Exercise aim
Give every line from the entries that contains "Microsoft".

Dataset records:
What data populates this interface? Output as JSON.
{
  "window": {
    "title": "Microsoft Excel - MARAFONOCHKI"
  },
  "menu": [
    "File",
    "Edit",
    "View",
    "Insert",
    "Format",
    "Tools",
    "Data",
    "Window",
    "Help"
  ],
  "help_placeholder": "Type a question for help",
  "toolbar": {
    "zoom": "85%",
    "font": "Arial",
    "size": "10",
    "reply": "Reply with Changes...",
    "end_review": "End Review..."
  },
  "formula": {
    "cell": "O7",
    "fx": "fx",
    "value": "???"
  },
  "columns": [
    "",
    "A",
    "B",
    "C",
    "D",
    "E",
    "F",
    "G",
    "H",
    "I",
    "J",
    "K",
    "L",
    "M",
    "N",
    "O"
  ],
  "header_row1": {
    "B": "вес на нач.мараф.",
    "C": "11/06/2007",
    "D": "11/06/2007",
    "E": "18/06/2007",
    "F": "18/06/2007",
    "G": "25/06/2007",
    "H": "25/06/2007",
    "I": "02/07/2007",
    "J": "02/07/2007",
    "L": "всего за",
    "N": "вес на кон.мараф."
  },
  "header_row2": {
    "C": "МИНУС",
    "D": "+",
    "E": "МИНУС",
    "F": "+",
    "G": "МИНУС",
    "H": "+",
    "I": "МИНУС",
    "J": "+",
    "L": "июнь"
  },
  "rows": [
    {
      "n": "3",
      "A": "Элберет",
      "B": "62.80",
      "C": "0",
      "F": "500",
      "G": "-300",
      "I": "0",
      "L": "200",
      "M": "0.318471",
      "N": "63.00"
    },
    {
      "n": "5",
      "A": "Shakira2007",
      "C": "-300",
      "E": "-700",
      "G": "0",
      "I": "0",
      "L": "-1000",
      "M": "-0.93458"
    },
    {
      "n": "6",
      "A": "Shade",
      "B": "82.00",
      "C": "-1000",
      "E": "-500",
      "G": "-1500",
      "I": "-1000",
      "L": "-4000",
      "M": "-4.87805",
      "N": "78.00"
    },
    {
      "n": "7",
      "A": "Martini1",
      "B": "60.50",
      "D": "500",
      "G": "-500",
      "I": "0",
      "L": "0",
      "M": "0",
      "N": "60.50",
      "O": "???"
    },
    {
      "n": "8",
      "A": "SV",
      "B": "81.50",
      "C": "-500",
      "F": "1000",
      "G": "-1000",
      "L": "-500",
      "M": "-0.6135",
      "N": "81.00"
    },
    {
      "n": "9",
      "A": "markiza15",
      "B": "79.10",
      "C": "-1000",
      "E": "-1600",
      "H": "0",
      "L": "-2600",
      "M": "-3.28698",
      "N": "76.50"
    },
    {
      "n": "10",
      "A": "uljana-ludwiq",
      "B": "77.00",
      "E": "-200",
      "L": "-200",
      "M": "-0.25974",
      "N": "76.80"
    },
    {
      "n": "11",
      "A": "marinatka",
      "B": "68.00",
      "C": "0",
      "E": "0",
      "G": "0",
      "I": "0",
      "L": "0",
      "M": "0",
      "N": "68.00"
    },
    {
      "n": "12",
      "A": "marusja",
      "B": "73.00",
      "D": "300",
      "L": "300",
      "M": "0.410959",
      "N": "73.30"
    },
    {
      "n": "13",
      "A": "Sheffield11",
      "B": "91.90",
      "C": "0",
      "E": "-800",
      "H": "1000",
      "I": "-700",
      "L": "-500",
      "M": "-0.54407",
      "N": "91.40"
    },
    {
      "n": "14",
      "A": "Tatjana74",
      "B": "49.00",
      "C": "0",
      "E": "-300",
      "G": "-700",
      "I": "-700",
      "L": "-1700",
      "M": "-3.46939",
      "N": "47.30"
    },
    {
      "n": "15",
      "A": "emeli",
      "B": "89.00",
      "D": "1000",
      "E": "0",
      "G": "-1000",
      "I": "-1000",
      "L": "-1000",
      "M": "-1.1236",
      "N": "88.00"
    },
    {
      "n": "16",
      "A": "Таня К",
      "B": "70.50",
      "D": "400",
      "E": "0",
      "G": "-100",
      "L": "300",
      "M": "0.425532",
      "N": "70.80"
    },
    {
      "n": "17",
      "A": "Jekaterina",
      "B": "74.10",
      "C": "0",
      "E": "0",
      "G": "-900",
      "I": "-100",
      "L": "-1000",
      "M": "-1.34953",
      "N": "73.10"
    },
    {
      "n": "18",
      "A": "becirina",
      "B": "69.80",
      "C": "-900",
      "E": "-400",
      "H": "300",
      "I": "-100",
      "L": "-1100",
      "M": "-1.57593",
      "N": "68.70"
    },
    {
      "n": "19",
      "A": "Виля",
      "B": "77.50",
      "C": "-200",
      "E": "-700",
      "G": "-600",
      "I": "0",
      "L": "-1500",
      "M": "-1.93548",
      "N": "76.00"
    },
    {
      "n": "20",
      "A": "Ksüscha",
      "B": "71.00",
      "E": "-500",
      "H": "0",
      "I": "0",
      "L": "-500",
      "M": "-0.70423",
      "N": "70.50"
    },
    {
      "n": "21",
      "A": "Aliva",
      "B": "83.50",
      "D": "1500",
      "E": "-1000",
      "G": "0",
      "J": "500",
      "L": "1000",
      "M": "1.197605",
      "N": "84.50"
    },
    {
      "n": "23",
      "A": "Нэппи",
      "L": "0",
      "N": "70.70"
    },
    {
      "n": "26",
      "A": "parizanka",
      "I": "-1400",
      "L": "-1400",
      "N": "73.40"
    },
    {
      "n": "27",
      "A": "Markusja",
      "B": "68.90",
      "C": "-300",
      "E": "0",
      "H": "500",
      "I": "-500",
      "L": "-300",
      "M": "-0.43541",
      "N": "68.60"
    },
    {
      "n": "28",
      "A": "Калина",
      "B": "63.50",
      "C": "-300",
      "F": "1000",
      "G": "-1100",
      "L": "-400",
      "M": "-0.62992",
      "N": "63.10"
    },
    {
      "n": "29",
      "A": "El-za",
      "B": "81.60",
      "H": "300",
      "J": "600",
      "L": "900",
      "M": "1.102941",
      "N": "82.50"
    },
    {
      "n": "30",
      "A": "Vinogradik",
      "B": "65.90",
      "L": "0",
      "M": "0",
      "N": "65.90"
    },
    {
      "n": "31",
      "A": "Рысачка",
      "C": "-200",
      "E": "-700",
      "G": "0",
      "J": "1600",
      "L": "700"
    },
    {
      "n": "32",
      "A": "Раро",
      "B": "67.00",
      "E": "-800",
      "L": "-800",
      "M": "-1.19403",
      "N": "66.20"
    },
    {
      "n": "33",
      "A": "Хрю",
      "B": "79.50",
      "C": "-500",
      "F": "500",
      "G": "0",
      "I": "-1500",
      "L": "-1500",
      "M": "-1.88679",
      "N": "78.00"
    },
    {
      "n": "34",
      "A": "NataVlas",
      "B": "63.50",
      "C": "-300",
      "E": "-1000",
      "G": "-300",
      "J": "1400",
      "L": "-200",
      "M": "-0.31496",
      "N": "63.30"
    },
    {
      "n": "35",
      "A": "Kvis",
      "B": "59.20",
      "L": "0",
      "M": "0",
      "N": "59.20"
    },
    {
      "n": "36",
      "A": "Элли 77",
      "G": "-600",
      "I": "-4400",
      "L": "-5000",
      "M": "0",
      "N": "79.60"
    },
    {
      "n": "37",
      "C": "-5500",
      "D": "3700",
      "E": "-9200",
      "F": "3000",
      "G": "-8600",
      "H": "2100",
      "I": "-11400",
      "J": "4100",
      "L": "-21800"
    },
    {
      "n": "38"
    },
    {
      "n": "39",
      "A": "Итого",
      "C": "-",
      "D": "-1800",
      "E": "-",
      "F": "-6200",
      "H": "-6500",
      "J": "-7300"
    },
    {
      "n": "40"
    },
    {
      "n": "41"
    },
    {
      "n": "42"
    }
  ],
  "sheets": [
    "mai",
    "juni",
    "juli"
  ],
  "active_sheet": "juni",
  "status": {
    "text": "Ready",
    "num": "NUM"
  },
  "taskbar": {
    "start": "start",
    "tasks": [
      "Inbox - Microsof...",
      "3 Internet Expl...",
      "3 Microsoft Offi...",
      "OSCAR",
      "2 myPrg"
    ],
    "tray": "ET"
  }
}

Result for this exercise
    "title": "Microsoft Excel - MARAFONOCHKI"
      "3 Microsoft Offi...",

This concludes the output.